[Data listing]
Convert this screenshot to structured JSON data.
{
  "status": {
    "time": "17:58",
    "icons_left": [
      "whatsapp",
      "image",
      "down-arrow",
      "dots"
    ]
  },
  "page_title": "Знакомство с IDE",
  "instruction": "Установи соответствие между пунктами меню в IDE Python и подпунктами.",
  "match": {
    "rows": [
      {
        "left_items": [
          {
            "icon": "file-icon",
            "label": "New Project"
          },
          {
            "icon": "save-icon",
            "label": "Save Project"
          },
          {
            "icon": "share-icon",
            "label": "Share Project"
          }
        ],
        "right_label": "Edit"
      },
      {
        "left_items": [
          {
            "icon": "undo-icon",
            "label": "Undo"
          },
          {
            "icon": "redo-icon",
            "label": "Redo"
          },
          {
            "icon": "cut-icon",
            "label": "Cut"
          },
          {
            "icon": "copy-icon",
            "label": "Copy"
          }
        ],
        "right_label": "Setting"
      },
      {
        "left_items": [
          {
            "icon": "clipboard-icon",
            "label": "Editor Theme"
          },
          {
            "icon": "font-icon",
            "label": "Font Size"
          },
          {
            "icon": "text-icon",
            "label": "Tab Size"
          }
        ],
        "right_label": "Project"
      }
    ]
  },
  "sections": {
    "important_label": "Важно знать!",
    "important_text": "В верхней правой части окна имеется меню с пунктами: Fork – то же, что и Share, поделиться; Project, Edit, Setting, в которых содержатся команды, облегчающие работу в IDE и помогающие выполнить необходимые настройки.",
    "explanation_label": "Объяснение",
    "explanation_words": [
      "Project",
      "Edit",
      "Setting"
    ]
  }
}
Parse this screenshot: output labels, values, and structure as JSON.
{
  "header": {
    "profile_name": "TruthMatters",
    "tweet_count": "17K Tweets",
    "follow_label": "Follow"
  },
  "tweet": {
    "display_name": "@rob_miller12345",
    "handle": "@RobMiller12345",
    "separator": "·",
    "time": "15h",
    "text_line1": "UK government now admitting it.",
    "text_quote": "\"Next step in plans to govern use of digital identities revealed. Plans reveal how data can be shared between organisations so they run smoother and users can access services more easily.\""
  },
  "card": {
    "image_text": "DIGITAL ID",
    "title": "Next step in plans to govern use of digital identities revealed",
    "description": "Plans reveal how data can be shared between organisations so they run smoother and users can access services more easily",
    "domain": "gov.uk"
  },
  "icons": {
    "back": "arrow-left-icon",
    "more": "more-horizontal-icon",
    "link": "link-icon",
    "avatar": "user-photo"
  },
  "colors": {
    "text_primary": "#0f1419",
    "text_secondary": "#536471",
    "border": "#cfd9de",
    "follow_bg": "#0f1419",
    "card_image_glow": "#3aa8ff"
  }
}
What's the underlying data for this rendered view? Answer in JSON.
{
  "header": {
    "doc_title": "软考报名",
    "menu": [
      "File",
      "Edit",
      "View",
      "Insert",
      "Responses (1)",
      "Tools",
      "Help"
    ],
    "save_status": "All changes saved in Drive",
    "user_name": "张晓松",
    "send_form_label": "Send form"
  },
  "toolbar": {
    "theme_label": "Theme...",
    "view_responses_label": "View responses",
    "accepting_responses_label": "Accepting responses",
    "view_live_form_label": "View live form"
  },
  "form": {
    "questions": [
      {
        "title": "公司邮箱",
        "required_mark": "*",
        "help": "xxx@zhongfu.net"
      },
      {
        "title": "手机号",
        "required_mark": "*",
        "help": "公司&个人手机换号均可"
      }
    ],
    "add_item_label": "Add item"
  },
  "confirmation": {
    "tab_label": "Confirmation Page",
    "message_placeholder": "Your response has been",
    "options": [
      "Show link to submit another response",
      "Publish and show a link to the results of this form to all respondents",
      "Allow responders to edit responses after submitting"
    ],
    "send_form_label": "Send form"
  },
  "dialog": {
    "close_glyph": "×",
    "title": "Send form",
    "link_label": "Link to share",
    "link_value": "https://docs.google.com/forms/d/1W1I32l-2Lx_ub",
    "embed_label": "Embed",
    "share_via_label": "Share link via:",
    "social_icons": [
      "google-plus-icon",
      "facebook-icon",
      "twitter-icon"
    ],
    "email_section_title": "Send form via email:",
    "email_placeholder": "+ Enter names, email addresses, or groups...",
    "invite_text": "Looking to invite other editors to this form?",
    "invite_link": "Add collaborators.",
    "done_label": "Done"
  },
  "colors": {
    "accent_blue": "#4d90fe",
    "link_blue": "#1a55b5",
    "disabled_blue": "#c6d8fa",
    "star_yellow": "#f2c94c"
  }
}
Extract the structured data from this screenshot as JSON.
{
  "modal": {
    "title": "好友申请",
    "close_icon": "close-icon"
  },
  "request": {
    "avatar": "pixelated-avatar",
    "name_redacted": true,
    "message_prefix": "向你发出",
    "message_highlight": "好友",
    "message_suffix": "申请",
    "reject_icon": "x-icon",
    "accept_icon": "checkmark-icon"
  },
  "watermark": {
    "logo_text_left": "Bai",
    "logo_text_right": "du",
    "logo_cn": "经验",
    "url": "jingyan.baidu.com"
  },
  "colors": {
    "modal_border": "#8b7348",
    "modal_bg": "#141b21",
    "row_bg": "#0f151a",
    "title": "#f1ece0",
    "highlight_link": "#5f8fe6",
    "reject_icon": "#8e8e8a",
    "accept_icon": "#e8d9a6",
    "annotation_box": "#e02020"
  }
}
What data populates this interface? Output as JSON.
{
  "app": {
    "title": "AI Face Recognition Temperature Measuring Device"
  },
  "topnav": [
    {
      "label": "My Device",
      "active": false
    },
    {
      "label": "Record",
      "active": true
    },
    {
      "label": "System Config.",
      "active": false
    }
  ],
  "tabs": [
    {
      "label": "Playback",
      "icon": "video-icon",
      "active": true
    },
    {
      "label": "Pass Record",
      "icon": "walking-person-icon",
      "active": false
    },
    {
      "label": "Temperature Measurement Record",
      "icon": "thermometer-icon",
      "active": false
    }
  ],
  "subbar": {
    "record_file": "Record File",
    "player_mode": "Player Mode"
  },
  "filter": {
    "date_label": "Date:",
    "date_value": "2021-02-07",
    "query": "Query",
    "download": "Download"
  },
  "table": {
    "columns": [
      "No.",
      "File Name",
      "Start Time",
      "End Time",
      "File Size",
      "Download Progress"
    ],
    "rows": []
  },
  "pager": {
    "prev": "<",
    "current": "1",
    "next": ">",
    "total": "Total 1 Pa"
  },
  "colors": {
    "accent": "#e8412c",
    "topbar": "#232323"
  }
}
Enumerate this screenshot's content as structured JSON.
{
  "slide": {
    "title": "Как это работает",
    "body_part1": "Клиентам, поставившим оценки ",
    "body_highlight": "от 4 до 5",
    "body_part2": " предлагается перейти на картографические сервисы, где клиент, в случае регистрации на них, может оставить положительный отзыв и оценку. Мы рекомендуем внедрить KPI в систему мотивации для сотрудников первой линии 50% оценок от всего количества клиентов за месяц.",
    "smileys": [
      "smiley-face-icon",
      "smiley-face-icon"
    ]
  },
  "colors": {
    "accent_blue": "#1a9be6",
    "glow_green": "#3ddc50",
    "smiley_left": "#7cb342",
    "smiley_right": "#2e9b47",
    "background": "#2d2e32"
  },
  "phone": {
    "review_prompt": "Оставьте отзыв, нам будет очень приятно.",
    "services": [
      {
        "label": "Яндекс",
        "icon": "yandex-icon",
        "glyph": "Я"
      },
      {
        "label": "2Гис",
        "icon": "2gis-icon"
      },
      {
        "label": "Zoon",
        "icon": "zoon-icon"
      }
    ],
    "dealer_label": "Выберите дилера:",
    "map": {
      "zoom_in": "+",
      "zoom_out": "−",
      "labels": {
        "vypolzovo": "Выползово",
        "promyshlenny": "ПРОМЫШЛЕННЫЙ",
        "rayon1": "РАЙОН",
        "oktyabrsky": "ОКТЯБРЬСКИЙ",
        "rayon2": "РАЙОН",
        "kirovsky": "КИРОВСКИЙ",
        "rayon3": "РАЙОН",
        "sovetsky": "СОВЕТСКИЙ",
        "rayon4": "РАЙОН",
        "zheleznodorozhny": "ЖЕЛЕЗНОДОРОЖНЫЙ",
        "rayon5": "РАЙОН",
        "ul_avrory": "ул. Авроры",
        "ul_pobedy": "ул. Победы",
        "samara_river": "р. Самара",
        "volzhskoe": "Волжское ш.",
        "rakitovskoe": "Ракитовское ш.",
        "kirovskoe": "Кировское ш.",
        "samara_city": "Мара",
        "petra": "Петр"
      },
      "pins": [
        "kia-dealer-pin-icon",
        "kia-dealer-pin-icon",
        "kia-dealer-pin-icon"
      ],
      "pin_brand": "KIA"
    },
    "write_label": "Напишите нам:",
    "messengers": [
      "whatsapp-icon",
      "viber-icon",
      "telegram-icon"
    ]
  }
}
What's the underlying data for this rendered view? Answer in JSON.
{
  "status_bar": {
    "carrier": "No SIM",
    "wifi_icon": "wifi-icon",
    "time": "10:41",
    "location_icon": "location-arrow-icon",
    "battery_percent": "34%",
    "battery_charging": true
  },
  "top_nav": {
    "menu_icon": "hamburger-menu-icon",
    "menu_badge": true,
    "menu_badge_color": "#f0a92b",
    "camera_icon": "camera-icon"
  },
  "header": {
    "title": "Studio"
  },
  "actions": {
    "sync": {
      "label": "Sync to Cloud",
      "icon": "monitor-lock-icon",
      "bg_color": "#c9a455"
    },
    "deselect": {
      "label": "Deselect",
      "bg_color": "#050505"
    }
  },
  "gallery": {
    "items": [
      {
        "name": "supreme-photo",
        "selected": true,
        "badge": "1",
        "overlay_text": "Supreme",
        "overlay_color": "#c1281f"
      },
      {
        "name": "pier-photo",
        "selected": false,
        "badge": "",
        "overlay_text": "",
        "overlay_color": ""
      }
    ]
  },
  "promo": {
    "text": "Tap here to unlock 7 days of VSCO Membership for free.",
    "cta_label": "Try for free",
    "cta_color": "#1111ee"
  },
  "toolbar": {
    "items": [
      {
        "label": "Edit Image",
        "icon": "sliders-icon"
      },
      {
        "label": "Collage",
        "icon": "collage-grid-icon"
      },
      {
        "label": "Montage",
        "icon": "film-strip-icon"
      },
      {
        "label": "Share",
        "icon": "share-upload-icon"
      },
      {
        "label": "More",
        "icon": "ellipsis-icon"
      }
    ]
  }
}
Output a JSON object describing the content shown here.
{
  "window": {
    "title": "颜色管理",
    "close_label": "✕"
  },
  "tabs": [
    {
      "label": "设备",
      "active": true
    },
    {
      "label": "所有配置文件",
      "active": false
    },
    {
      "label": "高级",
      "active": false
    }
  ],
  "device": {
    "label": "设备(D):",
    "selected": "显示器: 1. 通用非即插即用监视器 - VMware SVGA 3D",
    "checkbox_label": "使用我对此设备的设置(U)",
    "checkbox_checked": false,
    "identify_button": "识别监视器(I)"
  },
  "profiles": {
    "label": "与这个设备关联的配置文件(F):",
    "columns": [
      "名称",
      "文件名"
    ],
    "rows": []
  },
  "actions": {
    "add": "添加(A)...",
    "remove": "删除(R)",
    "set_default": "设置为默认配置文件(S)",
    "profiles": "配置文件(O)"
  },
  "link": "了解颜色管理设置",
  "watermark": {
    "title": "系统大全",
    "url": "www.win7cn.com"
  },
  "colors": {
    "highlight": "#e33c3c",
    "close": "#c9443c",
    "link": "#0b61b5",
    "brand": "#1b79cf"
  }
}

Goal
Give back exactly the lines that run from the line with "Output a JSON" through the close of the material, counting both ends, and nothing more.

Finished exercise
Output a JSON object describing the content shown here.
{
  "window": {
    "title": "颜色管理",
    "close_label": "✕"
  },
  "tabs": [
    {
      "label": "设备",
      "active": true
    },
    {
      "label": "所有配置文件",
      "active": false
    },
    {
      "label": "高级",
      "active": false
    }
  ],
  "device": {
    "label": "设备(D):",
    "selected": "显示器: 1. 通用非即插即用监视器 - VMware SVGA 3D",
    "checkbox_label": "使用我对此设备的设置(U)",
    "checkbox_checked": false,
    "identify_button": "识别监视器(I)"
  },
  "profiles": {
    "label": "与这个设备关联的配置文件(F):",
    "columns": [
      "名称",
      "文件名"
    ],
    "rows": []
  },
  "actions": {
    "add": "添加(A)...",
    "remove": "删除(R)",
    "set_default": "设置为默认配置文件(S)",
    "profiles": "配置文件(O)"
  },
  "link": "了解颜色管理设置",
  "watermark": {
    "title": "系统大全",
    "url": "www.win7cn.com"
  },
  "colors": {
    "highlight": "#e33c3c",
    "close": "#c9443c",
    "link": "#0b61b5",
    "brand": "#1b79cf"
  }
}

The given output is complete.